#### [What the exercise asks]
Tally the lines that contain the string "HBRP" and state that total without comment.

#### [Data shown]

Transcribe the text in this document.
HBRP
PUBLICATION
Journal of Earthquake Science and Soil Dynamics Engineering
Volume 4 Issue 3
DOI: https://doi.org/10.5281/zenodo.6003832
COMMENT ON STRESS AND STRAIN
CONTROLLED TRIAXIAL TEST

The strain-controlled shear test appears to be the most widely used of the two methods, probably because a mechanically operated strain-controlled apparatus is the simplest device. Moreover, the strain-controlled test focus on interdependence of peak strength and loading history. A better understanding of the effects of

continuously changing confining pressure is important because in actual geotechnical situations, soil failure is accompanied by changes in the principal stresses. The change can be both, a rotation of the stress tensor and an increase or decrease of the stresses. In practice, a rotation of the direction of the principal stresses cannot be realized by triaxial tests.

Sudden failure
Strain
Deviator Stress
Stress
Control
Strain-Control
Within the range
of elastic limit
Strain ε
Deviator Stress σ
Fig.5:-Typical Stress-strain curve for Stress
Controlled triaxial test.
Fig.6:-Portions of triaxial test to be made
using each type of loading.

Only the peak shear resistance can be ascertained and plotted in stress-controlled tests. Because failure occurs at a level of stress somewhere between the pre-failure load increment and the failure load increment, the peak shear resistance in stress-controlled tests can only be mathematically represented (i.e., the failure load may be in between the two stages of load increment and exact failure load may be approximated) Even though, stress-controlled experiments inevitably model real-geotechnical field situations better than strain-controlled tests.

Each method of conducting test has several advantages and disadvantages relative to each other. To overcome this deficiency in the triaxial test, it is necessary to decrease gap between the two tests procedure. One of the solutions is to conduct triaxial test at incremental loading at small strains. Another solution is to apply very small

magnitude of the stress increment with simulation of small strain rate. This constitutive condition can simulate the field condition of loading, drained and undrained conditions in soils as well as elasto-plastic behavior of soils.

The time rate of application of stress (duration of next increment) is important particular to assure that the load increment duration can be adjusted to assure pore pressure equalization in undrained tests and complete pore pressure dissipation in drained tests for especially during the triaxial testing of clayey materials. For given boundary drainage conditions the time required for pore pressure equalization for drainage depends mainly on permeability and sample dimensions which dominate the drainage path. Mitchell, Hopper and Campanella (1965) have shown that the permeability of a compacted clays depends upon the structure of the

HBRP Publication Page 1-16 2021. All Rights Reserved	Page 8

#### [The result]
2